STATED TASK » Copy out each line featuring the string "xlabel" from the entries beneath.

:: DATASET RECORDS ::

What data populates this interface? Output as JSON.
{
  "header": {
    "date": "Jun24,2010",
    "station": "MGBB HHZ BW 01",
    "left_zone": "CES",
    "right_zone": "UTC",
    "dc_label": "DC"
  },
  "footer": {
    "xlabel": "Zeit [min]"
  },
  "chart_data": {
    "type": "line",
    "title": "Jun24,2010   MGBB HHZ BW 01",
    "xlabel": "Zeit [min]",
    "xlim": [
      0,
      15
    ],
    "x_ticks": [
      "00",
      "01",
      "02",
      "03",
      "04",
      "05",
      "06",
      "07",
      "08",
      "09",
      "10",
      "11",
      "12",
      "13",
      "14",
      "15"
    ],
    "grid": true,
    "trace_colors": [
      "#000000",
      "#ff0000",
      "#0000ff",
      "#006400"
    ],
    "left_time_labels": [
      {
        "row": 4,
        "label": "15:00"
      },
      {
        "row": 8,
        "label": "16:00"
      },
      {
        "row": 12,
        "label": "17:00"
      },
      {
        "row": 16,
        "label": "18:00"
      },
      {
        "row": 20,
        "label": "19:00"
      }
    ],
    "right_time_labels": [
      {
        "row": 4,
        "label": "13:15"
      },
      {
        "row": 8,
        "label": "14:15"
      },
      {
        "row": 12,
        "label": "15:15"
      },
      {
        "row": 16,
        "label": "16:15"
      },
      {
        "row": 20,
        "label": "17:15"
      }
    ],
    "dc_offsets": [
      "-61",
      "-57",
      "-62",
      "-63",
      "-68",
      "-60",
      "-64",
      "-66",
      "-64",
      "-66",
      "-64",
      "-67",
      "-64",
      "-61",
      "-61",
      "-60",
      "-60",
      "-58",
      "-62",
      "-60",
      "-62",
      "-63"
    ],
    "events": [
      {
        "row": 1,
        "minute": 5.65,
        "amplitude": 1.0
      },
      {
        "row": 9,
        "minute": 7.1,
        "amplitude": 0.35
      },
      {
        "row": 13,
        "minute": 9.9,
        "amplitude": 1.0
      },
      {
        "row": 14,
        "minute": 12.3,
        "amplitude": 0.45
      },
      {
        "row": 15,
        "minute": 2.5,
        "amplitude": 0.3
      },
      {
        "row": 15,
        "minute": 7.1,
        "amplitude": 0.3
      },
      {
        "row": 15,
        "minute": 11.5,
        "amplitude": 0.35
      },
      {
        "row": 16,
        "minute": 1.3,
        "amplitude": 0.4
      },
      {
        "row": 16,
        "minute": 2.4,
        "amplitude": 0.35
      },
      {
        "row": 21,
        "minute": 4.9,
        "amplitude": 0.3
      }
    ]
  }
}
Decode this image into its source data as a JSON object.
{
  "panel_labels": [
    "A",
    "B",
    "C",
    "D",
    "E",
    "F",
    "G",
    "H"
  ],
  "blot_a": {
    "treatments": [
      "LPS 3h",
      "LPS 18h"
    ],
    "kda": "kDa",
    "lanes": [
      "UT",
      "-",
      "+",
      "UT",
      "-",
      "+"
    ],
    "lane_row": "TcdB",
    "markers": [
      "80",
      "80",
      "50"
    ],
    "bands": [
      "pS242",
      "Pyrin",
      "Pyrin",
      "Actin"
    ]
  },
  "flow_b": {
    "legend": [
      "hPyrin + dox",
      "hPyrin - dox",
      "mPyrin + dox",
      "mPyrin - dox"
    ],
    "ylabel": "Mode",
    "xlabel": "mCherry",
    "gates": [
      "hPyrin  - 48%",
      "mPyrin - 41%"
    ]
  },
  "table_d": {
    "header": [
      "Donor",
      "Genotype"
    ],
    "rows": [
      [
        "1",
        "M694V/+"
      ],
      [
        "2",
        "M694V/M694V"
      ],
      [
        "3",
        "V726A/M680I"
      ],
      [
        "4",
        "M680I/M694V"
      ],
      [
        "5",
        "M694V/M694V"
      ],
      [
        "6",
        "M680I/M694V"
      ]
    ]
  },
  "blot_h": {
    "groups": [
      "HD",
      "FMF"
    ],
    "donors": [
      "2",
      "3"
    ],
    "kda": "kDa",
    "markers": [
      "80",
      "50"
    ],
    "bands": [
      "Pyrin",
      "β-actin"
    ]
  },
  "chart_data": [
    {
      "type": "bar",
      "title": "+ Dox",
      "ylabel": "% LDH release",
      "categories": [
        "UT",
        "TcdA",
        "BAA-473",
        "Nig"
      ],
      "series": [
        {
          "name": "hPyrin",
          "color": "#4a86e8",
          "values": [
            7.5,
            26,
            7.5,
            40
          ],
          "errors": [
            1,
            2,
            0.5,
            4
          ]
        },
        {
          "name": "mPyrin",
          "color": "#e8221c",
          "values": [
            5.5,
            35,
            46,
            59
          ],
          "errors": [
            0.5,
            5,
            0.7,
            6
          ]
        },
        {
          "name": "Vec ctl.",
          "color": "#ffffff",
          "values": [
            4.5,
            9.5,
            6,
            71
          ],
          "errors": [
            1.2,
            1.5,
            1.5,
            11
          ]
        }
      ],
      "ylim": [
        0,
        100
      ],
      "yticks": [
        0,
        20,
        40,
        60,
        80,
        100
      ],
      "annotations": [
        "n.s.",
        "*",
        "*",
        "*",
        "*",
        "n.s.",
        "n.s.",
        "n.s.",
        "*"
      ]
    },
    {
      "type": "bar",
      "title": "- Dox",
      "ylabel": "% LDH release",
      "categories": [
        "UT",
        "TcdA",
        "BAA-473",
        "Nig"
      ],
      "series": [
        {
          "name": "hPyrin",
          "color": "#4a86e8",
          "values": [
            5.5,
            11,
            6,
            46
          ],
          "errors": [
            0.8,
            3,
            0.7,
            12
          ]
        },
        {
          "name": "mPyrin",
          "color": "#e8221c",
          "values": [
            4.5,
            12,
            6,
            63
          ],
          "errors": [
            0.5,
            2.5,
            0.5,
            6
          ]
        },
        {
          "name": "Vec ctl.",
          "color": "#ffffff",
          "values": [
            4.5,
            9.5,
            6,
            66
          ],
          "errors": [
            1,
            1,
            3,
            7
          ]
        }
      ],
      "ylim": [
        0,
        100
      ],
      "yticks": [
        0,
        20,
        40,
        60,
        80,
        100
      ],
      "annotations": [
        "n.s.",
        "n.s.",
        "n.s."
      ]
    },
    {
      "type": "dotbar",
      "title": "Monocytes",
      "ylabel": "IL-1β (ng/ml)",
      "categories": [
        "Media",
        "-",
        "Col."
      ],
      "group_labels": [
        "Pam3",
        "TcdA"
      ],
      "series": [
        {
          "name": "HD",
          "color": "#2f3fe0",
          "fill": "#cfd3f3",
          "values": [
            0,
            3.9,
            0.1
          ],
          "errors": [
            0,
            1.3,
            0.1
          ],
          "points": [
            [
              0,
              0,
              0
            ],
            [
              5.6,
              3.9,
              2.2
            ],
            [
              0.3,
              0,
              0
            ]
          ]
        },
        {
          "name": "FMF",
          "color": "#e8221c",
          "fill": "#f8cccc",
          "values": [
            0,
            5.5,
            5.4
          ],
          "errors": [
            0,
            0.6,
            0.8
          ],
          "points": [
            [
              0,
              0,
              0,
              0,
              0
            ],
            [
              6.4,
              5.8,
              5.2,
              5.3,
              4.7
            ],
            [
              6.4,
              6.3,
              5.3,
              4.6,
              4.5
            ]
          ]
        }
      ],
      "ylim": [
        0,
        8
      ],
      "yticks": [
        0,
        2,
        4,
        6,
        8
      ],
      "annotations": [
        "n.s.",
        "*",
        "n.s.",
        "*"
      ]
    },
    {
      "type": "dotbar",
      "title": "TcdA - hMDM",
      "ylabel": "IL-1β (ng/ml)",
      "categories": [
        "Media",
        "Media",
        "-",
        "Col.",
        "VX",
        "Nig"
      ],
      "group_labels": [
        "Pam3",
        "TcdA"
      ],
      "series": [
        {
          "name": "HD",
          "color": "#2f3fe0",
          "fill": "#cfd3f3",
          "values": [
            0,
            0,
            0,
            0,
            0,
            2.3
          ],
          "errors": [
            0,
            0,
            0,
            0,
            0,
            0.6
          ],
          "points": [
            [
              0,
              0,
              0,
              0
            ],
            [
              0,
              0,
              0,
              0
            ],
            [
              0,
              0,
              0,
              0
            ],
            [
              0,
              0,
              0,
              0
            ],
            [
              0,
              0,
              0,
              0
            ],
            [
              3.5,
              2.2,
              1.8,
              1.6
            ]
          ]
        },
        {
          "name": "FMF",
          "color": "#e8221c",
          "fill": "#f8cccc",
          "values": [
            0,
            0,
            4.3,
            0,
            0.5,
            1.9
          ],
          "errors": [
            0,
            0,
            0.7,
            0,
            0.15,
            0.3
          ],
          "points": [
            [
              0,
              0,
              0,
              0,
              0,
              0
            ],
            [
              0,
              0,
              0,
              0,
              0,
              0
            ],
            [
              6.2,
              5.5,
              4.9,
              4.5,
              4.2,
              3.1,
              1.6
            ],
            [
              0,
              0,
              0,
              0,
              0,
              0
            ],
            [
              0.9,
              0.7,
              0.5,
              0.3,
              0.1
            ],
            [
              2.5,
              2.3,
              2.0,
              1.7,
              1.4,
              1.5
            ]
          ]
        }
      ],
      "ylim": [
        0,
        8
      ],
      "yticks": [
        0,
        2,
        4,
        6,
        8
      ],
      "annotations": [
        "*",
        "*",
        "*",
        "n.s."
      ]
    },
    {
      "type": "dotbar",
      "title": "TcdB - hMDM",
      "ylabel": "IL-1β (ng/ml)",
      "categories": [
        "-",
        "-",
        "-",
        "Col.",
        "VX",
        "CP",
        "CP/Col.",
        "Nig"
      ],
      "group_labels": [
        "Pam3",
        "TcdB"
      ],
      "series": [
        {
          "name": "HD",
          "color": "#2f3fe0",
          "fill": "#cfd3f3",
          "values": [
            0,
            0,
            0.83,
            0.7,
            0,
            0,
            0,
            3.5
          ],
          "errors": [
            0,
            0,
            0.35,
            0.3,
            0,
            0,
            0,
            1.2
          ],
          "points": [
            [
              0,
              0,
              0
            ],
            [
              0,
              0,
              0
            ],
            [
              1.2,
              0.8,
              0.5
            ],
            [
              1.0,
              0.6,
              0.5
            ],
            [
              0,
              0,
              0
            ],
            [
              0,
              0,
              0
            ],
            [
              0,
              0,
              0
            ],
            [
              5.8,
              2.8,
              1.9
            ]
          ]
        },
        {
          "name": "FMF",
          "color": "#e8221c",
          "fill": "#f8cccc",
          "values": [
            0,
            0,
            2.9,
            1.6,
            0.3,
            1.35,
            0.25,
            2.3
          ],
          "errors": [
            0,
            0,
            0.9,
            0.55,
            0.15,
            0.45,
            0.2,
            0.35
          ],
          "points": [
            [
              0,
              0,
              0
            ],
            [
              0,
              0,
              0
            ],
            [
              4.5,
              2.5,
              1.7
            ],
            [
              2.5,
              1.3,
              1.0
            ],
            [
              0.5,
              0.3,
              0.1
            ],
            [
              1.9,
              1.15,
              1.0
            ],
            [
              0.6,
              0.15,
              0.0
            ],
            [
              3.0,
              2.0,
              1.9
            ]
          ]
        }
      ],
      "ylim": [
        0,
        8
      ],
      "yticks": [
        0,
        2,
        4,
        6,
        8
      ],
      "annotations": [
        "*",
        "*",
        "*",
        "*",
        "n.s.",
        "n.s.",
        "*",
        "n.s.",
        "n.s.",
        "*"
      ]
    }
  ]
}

:::

WRITTEN RESPONSE »
    "xlabel": "Zeit [min]"
    "xlabel": "Zeit [min]",
    "xlabel": "mCherry",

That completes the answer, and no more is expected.